Make a verbatim copy of the entries below; pictures stay out.

**DATASET CONTENT:**
▼▼▼
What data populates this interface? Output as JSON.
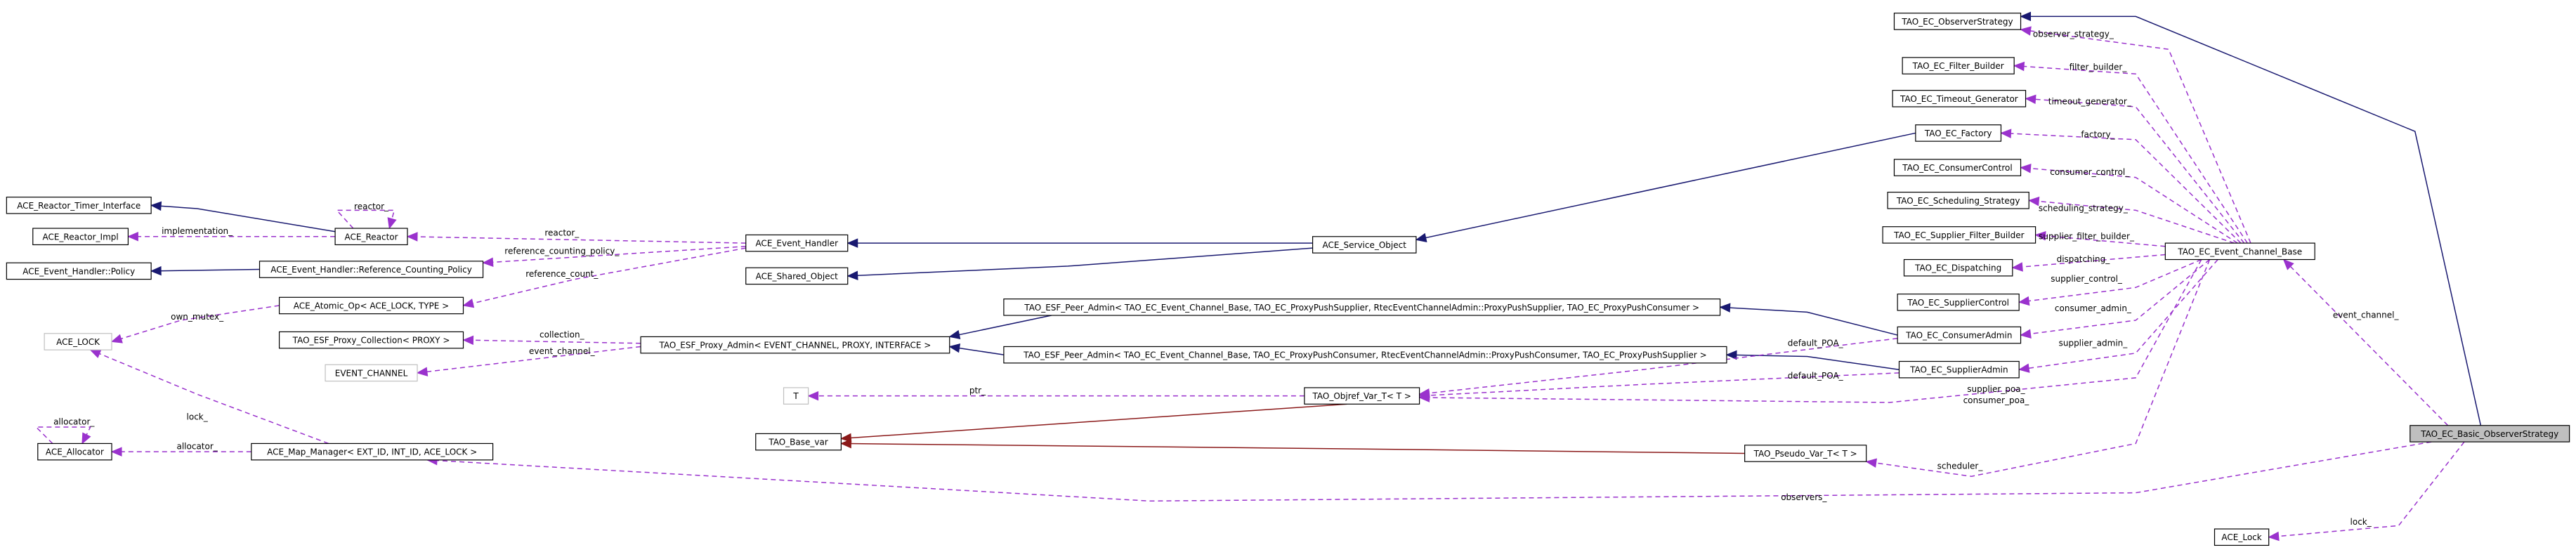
{
  "nodes": [
    {
      "label": "ACE_Reactor_Timer_Interface"
    },
    {
      "label": "ACE_Reactor_Impl"
    },
    {
      "label": "ACE_Event_Handler::Policy"
    },
    {
      "label": "ACE_Reactor"
    },
    {
      "label": "ACE_Event_Handler::Reference_Counting_Policy"
    },
    {
      "label": "ACE_Atomic_Op< ACE_LOCK, TYPE >"
    },
    {
      "label": "ACE_LOCK"
    },
    {
      "label": "TAO_ESF_Proxy_Collection< PROXY >"
    },
    {
      "label": "EVENT_CHANNEL"
    },
    {
      "label": "ACE_Event_Handler"
    },
    {
      "label": "ACE_Shared_Object"
    },
    {
      "label": "ACE_Service_Object"
    },
    {
      "label": "TAO_ESF_Proxy_Admin< EVENT_CHANNEL, PROXY, INTERFACE >"
    },
    {
      "label": "TAO_ESF_Peer_Admin< TAO_EC_Event_Channel_Base, TAO_EC_ProxyPushSupplier, RtecEventChannelAdmin::ProxyPushSupplier, TAO_EC_ProxyPushConsumer >"
    },
    {
      "label": "TAO_ESF_Peer_Admin< TAO_EC_Event_Channel_Base, TAO_EC_ProxyPushConsumer, RtecEventChannelAdmin::ProxyPushConsumer, TAO_EC_ProxyPushSupplier >"
    },
    {
      "label": "T"
    },
    {
      "label": "TAO_Objref_Var_T< T >"
    },
    {
      "label": "TAO_Base_var"
    },
    {
      "label": "ACE_Allocator"
    },
    {
      "label": "ACE_Map_Manager< EXT_ID, INT_ID, ACE_LOCK >"
    },
    {
      "label": "TAO_Pseudo_Var_T< T >"
    },
    {
      "label": "TAO_EC_ObserverStrategy"
    },
    {
      "label": "TAO_EC_Filter_Builder"
    },
    {
      "label": "TAO_EC_Timeout_Generator"
    },
    {
      "label": "TAO_EC_Factory"
    },
    {
      "label": "TAO_EC_ConsumerControl"
    },
    {
      "label": "TAO_EC_Scheduling_Strategy"
    },
    {
      "label": "TAO_EC_Supplier_Filter_Builder"
    },
    {
      "label": "TAO_EC_Dispatching"
    },
    {
      "label": "TAO_EC_SupplierControl"
    },
    {
      "label": "TAO_EC_ConsumerAdmin"
    },
    {
      "label": "TAO_EC_SupplierAdmin"
    },
    {
      "label": "TAO_EC_Event_Channel_Base"
    },
    {
      "label": "TAO_EC_Basic_ObserverStrategy"
    },
    {
      "label": "ACE_Lock"
    }
  ],
  "edges": [
    {
      "label": "implementation_"
    },
    {
      "label": "reactor_"
    },
    {
      "label": "reactor_"
    },
    {
      "label": "reference_counting_policy_"
    },
    {
      "label": "reference_count_"
    },
    {
      "label": "own_mutex_"
    },
    {
      "label": "collection_"
    },
    {
      "label": "event_channel_"
    },
    {
      "label": "ptr_"
    },
    {
      "label": "default_POA_"
    },
    {
      "label": "default_POA_"
    },
    {
      "label": "supplier_poa_"
    },
    {
      "label": "consumer_poa_"
    },
    {
      "label": "scheduler_"
    },
    {
      "label": "observer_strategy_"
    },
    {
      "label": "filter_builder_"
    },
    {
      "label": "timeout_generator_"
    },
    {
      "label": "factory_"
    },
    {
      "label": "consumer_control_"
    },
    {
      "label": "scheduling_strategy_"
    },
    {
      "label": "supplier_filter_builder_"
    },
    {
      "label": "dispatching_"
    },
    {
      "label": "supplier_control_"
    },
    {
      "label": "consumer_admin_"
    },
    {
      "label": "supplier_admin_"
    },
    {
      "label": "event_channel_"
    },
    {
      "label": "observers_"
    },
    {
      "label": "lock_"
    },
    {
      "label": "lock_"
    },
    {
      "label": "allocator_"
    },
    {
      "label": "allocator_"
    }
  ]
}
▲▲▲
**FINISHED ANSWER:**
What data populates this interface? Output as JSON.
{
  "nodes": [
    {
      "label": "ACE_Reactor_Timer_Interface"
    },
    {
      "label": "ACE_Reactor_Impl"
    },
    {
      "label": "ACE_Event_Handler::Policy"
    },
    {
      "label": "ACE_Reactor"
    },
    {
      "label": "ACE_Event_Handler::Reference_Counting_Policy"
    },
    {
      "label": "ACE_Atomic_Op< ACE_LOCK, TYPE >"
    },
    {
      "label": "ACE_LOCK"
    },
    {
      "label": "TAO_ESF_Proxy_Collection< PROXY >"
    },
    {
      "label": "EVENT_CHANNEL"
    },
    {
      "label": "ACE_Event_Handler"
    },
    {
      "label": "ACE_Shared_Object"
    },
    {
      "label": "ACE_Service_Object"
    },
    {
      "label": "TAO_ESF_Proxy_Admin< EVENT_CHANNEL, PROXY, INTERFACE >"
    },
    {
      "label": "TAO_ESF_Peer_Admin< TAO_EC_Event_Channel_Base, TAO_EC_ProxyPushSupplier, RtecEventChannelAdmin::ProxyPushSupplier, TAO_EC_ProxyPushConsumer >"
    },
    {
      "label": "TAO_ESF_Peer_Admin< TAO_EC_Event_Channel_Base, TAO_EC_ProxyPushConsumer, RtecEventChannelAdmin::ProxyPushConsumer, TAO_EC_ProxyPushSupplier >"
    },
    {
      "label": "T"
    },
    {
      "label": "TAO_Objref_Var_T< T >"
    },
    {
      "label": "TAO_Base_var"
    },
    {
      "label": "ACE_Allocator"
    },
    {
      "label": "ACE_Map_Manager< EXT_ID, INT_ID, ACE_LOCK >"
    },
    {
      "label": "TAO_Pseudo_Var_T< T >"
    },
    {
      "label": "TAO_EC_ObserverStrategy"
    },
    {
      "label": "TAO_EC_Filter_Builder"
    },
    {
      "label": "TAO_EC_Timeout_Generator"
    },
    {
      "label": "TAO_EC_Factory"
    },
    {
      "label": "TAO_EC_ConsumerControl"
    },
    {
      "label": "TAO_EC_Scheduling_Strategy"
    },
    {
      "label": "TAO_EC_Supplier_Filter_Builder"
    },
    {
      "label": "TAO_EC_Dispatching"
    },
    {
      "label": "TAO_EC_SupplierControl"
    },
    {
      "label": "TAO_EC_ConsumerAdmin"
    },
    {
      "label": "TAO_EC_SupplierAdmin"
    },
    {
      "label": "TAO_EC_Event_Channel_Base"
    },
    {
      "label": "TAO_EC_Basic_ObserverStrategy"
    },
    {
      "label": "ACE_Lock"
    }
  ],
  "edges": [
    {
      "label": "implementation_"
    },
    {
      "label": "reactor_"
    },
    {
      "label": "reactor_"
    },
    {
      "label": "reference_counting_policy_"
    },
    {
      "label": "reference_count_"
    },
    {
      "label": "own_mutex_"
    },
    {
      "label": "collection_"
    },
    {
      "label": "event_channel_"
    },
    {
      "label": "ptr_"
    },
    {
      "label": "default_POA_"
    },
    {
      "label": "default_POA_"
    },
    {
      "label": "supplier_poa_"
    },
    {
      "label": "consumer_poa_"
    },
    {
      "label": "scheduler_"
    },
    {
      "label": "observer_strategy_"
    },
    {
      "label": "filter_builder_"
    },
    {
      "label": "timeout_generator_"
    },
    {
      "label": "factory_"
    },
    {
      "label": "consumer_control_"
    },
    {
      "label": "scheduling_strategy_"
    },
    {
      "label": "supplier_filter_builder_"
    },
    {
      "label": "dispatching_"
    },
    {
      "label": "supplier_control_"
    },
    {
      "label": "consumer_admin_"
    },
    {
      "label": "supplier_admin_"
    },
    {
      "label": "event_channel_"
    },
    {
      "label": "observers_"
    },
    {
      "label": "lock_"
    },
    {
      "label": "lock_"
    },
    {
      "label": "allocator_"
    },
    {
      "label": "allocator_"
    }
  ]
}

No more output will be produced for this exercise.